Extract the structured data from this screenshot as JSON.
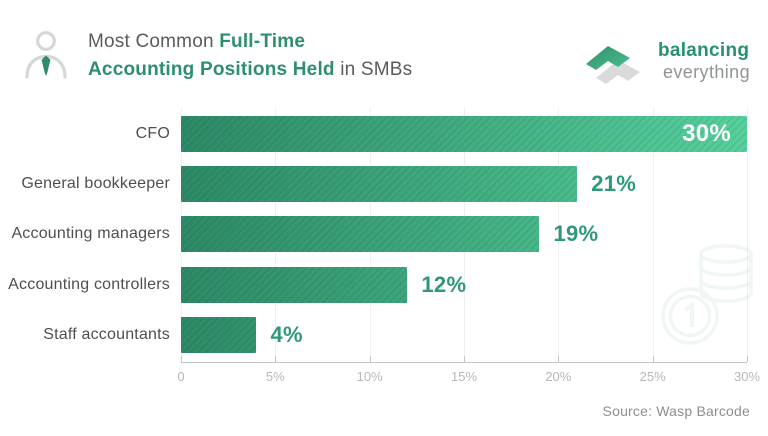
{
  "header": {
    "title": {
      "regular_1": "Most Common ",
      "bold_1": "Full-Time",
      "bold_2": "Accounting Positions Held",
      "regular_2": " in SMBs"
    },
    "brand": {
      "line1": "balancing",
      "line2": "everything"
    }
  },
  "chart_data": {
    "type": "bar",
    "orientation": "horizontal",
    "title": "Most Common Full-Time Accounting Positions Held in SMBs",
    "categories": [
      "CFO",
      "General bookkeeper",
      "Accounting managers",
      "Accounting controllers",
      "Staff accountants"
    ],
    "values": [
      30,
      21,
      19,
      12,
      4
    ],
    "value_labels": [
      "30%",
      "21%",
      "19%",
      "12%",
      "4%"
    ],
    "xlim": [
      0,
      30
    ],
    "x_ticks": [
      "0",
      "5%",
      "10%",
      "15%",
      "20%",
      "25%",
      "30%"
    ],
    "grid": true,
    "legend": false,
    "source": "Source: Wasp Barcode",
    "colors": {
      "bar_gradient_start": "#2d8a66",
      "bar_gradient_end": "#56d09d",
      "value_text": "#2e9a74",
      "value_text_on_bar": "#ffffff",
      "title_accent": "#2e8f6b",
      "title_text": "#585d5b",
      "category_text": "#4b504e",
      "tick_text": "#b4b9b7",
      "source_text": "#8b918f"
    }
  }
}
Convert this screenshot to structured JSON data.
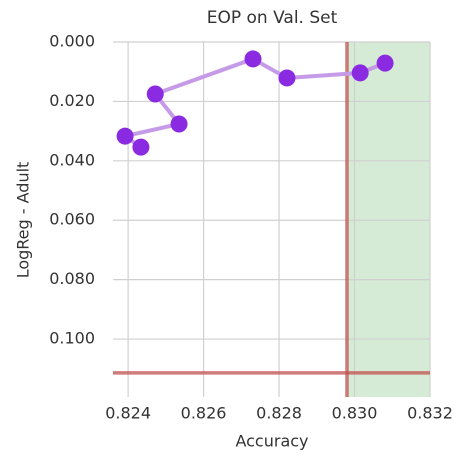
{
  "chart_data": {
    "type": "line",
    "title": "EOP on Val. Set",
    "x_label": "Accuracy",
    "y_label": "LogReg - Adult",
    "series": [
      {
        "name": "EOP",
        "color": "#8a2be2",
        "line_color": "#c59be8",
        "x": [
          0.82434,
          0.82392,
          0.82535,
          0.82472,
          0.82731,
          0.82821,
          0.83015,
          0.83081
        ],
        "values": [
          0.0354,
          0.0317,
          0.0276,
          0.0175,
          0.0057,
          0.0121,
          0.0104,
          0.0071
        ]
      }
    ],
    "vline": 0.8298,
    "hline": 0.1114,
    "ref_color": "#c0504d",
    "region_color": "#d6ebd6",
    "xlim": [
      0.8236,
      0.832
    ],
    "xticks": [
      0.824,
      0.826,
      0.828,
      {
        "value": 0.83,
        "label": "0.830"
      },
      0.832
    ],
    "ylim": [
      0,
      0.1195
    ],
    "y_inverted": true,
    "yticks": [
      {
        "value": 0,
        "label": "0.000"
      },
      {
        "value": 0.02,
        "label": "0.020"
      },
      {
        "value": 0.04,
        "label": "0.040"
      },
      {
        "value": 0.06,
        "label": "0.060"
      },
      {
        "value": 0.08,
        "label": "0.080"
      },
      {
        "value": 0.1,
        "label": "0.100"
      }
    ],
    "grid": true
  }
}
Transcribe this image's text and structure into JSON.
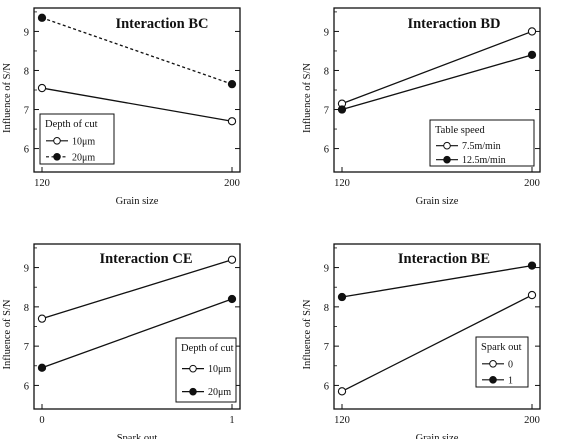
{
  "colors": {
    "ink": "#111111",
    "background": "#ffffff"
  },
  "chart_data": [
    {
      "type": "line",
      "title": "Interaction BC",
      "xlabel": "Grain size",
      "ylabel": "Influence of S/N",
      "x": [
        120,
        200
      ],
      "x_ticks": [
        "120",
        "200"
      ],
      "ylim": [
        5.4,
        9.6
      ],
      "y_ticks": [
        "6",
        "7",
        "8",
        "9"
      ],
      "legend": {
        "title": "Depth of cut",
        "placement": "bottom-left"
      },
      "series": [
        {
          "name": "10μm",
          "marker": "open-circle",
          "line": "solid",
          "values": [
            7.55,
            6.7
          ]
        },
        {
          "name": "20μm",
          "marker": "filled-circle",
          "line": "dashed",
          "values": [
            9.35,
            7.65
          ]
        }
      ]
    },
    {
      "type": "line",
      "title": "Interaction BD",
      "xlabel": "Grain size",
      "ylabel": "Influence of S/N",
      "x": [
        120,
        200
      ],
      "x_ticks": [
        "120",
        "200"
      ],
      "ylim": [
        5.4,
        9.6
      ],
      "y_ticks": [
        "6",
        "7",
        "8",
        "9"
      ],
      "legend": {
        "title": "Table speed",
        "placement": "bottom-right"
      },
      "series": [
        {
          "name": "7.5m/min",
          "marker": "open-circle",
          "line": "solid",
          "values": [
            7.15,
            9.0
          ]
        },
        {
          "name": "12.5m/min",
          "marker": "filled-circle",
          "line": "solid",
          "values": [
            7.0,
            8.4
          ]
        }
      ]
    },
    {
      "type": "line",
      "title": "Interaction CE",
      "xlabel": "Spark out",
      "ylabel": "Influence of S/N",
      "x": [
        0,
        1
      ],
      "x_ticks": [
        "0",
        "1"
      ],
      "ylim": [
        5.4,
        9.6
      ],
      "y_ticks": [
        "6",
        "7",
        "8",
        "9"
      ],
      "legend": {
        "title": "Depth of cut",
        "placement": "bottom-right"
      },
      "series": [
        {
          "name": "10μm",
          "marker": "open-circle",
          "line": "solid",
          "values": [
            7.7,
            9.2
          ]
        },
        {
          "name": "20μm",
          "marker": "filled-circle",
          "line": "solid",
          "values": [
            6.45,
            8.2
          ]
        }
      ]
    },
    {
      "type": "line",
      "title": "Interaction BE",
      "xlabel": "Grain size",
      "ylabel": "Influence of S/N",
      "x": [
        120,
        200
      ],
      "x_ticks": [
        "120",
        "200"
      ],
      "ylim": [
        5.4,
        9.6
      ],
      "y_ticks": [
        "6",
        "7",
        "8",
        "9"
      ],
      "legend": {
        "title": "Spark out",
        "placement": "bottom-right"
      },
      "series": [
        {
          "name": "0",
          "marker": "open-circle",
          "line": "solid",
          "values": [
            5.85,
            8.3
          ]
        },
        {
          "name": "1",
          "marker": "filled-circle",
          "line": "solid",
          "values": [
            8.25,
            9.05
          ]
        }
      ]
    }
  ]
}
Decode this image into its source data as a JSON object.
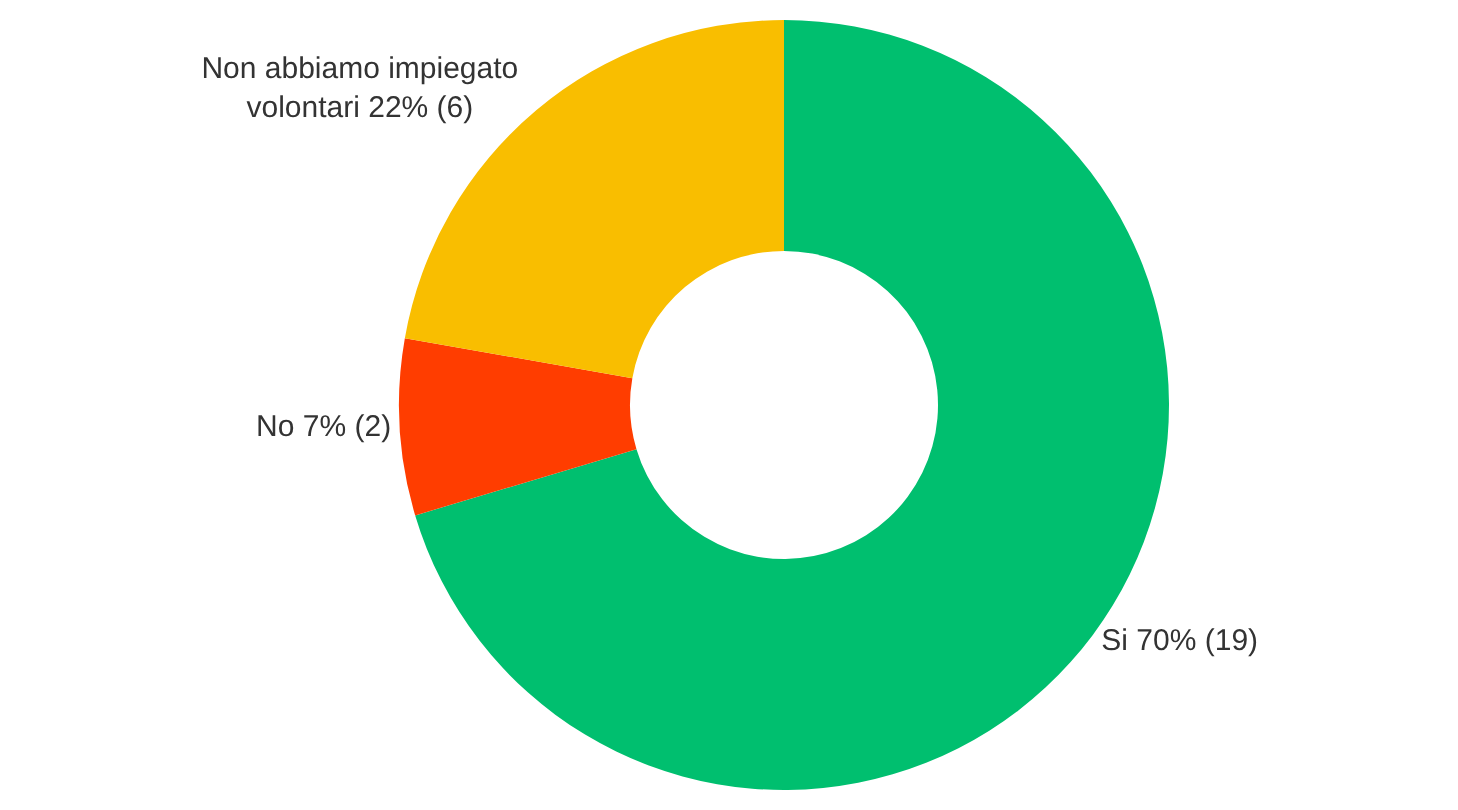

Directive> Read through the entries and copy each line in which "Held" appears.

Result for this task>
      "bold_2": "Accounting Positions Held",
    "title": "Most Common Full-Time Accounting Positions Held in SMBs",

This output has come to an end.